:: EXCERPT TO READ ::

On this issue, Trump is closer to Putin than to his own intelligence agencies.

Russian President Vladimir Putin answers a question at the St. Petersburg International Economic Forum on Friday. Putin has ridiculed the U.S. focus on Russian ambassador’s contacts with members of President Donald Trump’s team, saying that the envoy was only doing his job. CREDIT: AP Photo/Dmitry Lovetsky
Russian President Vladimir Putin answers a question at the St. Petersburg International Economic Forum on Friday. Putin has ridiculed the U.S. focus on Russian ambassador’s contacts with members of President Donald Trump’s team, saying that the envoy was only doing his job. CREDIT: AP Photo/Dmitry Lovetsky

Collusion can happen right out in the open.

During a forum hosted by NBC’s Megyn Kelly on Friday, Russian President Vladimir Putin adopted a talking point from President Donald Trump to dismiss the U.S. intelligence community’s conclusion that Russian hackers attacked Democratic targets as part of a state-orchestrated effort to meddle in the presidential election on Trump’s behalf.

:::
:: GIVEN INFORMATION ::

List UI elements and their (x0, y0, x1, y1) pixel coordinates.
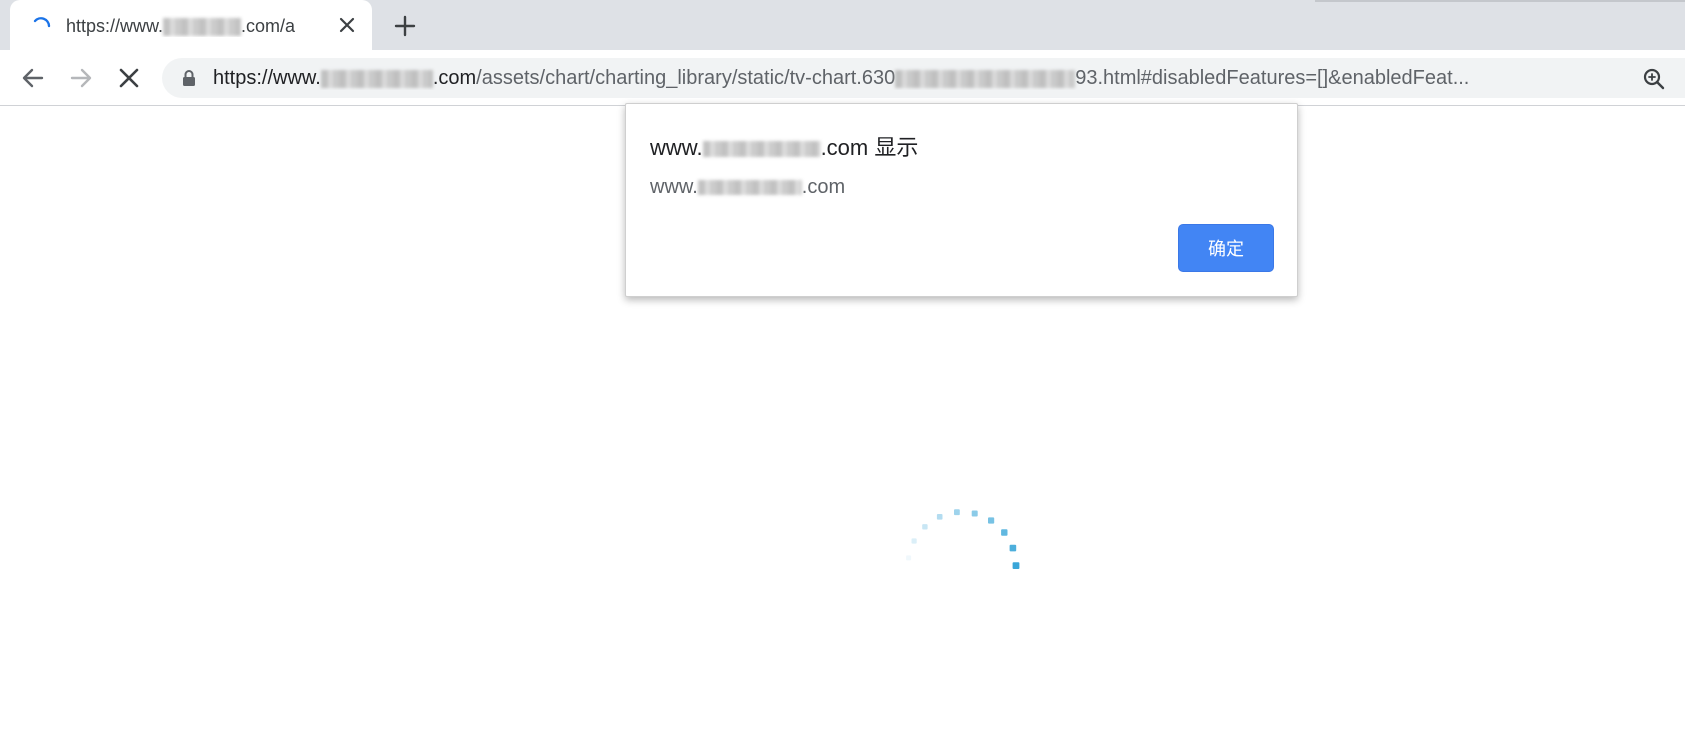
url-text[interactable]: https://www. .com/assets/chart/charting_l… (213, 66, 1633, 90)
dotted-spinner-icon (906, 509, 1020, 569)
stop-loading-icon[interactable] (115, 64, 143, 92)
forward-arrow-icon[interactable] (67, 64, 95, 92)
browser-toolbar: https://www. .com/assets/chart/charting_l… (0, 50, 1685, 106)
loading-spinner-icon (33, 17, 51, 28)
close-icon[interactable] (336, 14, 358, 36)
zoom-icon[interactable] (1642, 67, 1666, 91)
spinner-dot (954, 509, 960, 516)
active-tab[interactable]: https://www. .com/a (10, 0, 372, 50)
spinner-dot (906, 555, 912, 561)
tab-strip-shadow (1315, 0, 1685, 2)
spinner-dot (922, 524, 928, 530)
address-bar[interactable]: https://www. .com/assets/chart/charting_l… (162, 58, 1685, 98)
spinner-dot (988, 517, 995, 524)
spinner-dot (1009, 544, 1017, 552)
lock-icon[interactable] (181, 69, 197, 87)
dialog-message: www. .com (650, 176, 846, 198)
tab-strip: https://www. .com/a (0, 0, 1685, 50)
spinner-dot (971, 510, 978, 517)
plus-icon[interactable] (392, 13, 418, 39)
spinner-dot (1012, 562, 1020, 569)
alert-dialog: www. .com 显示 www. .com 确定 (625, 103, 1298, 297)
ok-button[interactable]: 确定 (1178, 224, 1274, 272)
tab-title: https://www. .com/a (66, 15, 336, 37)
redacted-domain (702, 141, 821, 158)
dialog-title: www. .com 显示 (650, 135, 919, 160)
spinner-dot (936, 514, 943, 520)
spinner-dot (1001, 529, 1008, 536)
spinner-dot (911, 538, 917, 544)
back-arrow-icon[interactable] (19, 64, 47, 92)
redacted-domain (697, 180, 802, 196)
redacted-domain (320, 69, 433, 88)
redacted-hash (895, 69, 1076, 88)
redacted-domain (163, 18, 242, 37)
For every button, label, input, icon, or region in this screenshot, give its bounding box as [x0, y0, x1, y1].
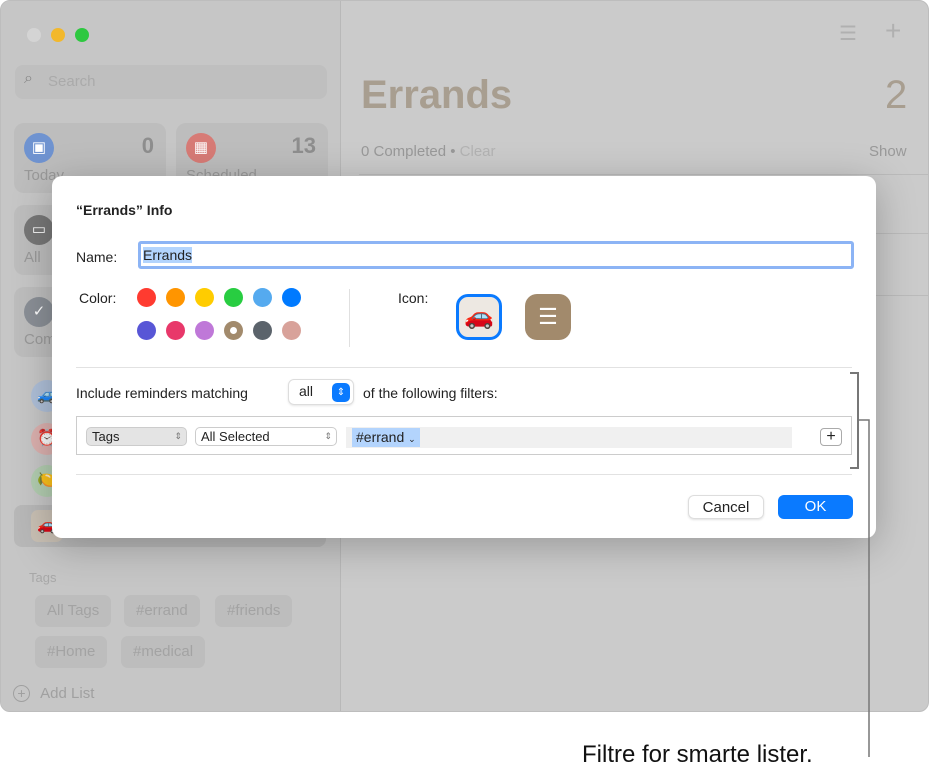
callout-leader-line	[858, 419, 870, 757]
annotation-callout	[850, 372, 870, 757]
annotation-caption: Filtre for smarte lister.	[582, 741, 813, 768]
callout-bracket	[850, 372, 859, 469]
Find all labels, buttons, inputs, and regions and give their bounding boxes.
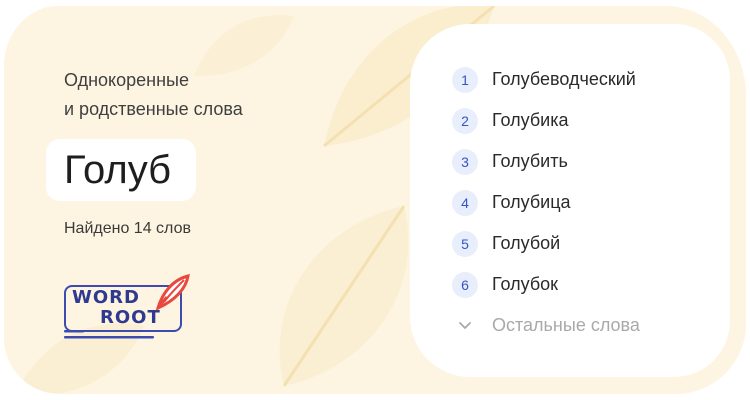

:::

**OBJECTIVE 1:**
Answer these questions about the Putin and Trump excerpt:
(a) At which event does the photo caption say Putin answered a question?
(b) According to the caption, how did Putin describe what the Russian envoy was doing?
(c) Who hosted the forum on Friday?
**OBJECTIVE 2:** In the listing, start at the line containing "419, 870, 757]" and continue through the end of the listing. Change "callout" to "pointer" in those lines, keep everything else the same, and leave out the pictures.
The text and the listing come from separate, unrelated sources.

**PROBLEM SOLUTION 1:**
(a) The St. Petersburg International Economic Forum.
(b) He said the envoy was only doing his job.
(c) NBC's Megyn Kelly.

**PROBLEM SOLUTION 2:**
pointer-leader-line	[858, 419, 870, 757]
annotation-pointer	[850, 372, 870, 757]
annotation-caption: Filtre for smarte lister.	[582, 741, 813, 768]
pointer-bracket	[850, 372, 859, 469]
Find all labels, buttons, inputs, and regions and give their bounding boxes.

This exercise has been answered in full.